### What is expected
Check every line of the material below for the string "JSON", and return the ones that have it.

### Records to process
■ ■ ■

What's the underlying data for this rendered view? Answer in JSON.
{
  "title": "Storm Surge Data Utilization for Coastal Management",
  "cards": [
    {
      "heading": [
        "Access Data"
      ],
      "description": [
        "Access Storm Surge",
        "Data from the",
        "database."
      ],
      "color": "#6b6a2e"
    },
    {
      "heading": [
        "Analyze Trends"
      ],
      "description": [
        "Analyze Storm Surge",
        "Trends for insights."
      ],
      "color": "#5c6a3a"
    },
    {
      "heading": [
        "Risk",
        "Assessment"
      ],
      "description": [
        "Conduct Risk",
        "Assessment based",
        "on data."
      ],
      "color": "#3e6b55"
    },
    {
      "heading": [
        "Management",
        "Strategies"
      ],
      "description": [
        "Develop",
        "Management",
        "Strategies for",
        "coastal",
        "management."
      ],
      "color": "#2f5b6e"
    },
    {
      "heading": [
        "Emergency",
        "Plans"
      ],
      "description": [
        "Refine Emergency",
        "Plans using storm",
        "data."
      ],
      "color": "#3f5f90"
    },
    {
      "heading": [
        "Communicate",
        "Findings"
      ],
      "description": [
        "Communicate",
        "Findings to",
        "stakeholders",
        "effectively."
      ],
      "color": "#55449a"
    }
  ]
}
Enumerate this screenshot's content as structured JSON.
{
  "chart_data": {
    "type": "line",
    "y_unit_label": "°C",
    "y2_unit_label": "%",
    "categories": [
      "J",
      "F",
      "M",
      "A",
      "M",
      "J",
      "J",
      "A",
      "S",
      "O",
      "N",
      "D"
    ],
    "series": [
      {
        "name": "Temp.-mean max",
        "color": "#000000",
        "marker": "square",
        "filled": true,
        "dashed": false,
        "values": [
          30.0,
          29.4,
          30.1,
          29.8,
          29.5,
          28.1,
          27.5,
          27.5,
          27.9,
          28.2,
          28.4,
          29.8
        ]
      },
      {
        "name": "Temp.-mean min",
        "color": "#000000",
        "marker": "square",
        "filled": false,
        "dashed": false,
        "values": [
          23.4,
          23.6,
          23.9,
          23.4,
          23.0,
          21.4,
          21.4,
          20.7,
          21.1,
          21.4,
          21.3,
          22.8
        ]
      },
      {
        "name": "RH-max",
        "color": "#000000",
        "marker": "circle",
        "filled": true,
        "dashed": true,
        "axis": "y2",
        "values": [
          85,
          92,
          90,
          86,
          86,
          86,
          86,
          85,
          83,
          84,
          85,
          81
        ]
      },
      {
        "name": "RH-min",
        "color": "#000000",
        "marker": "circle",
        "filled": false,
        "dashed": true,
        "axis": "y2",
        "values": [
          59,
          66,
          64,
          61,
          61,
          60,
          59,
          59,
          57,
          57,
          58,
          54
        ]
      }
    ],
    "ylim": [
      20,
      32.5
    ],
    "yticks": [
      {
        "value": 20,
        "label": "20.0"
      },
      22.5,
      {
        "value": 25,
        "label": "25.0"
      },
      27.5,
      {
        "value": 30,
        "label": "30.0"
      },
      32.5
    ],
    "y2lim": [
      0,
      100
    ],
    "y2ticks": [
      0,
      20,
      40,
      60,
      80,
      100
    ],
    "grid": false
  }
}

■ ■ ■

### Solution below
What's the underlying data for this rendered view? Answer in JSON.
Enumerate this screenshot's content as structured JSON.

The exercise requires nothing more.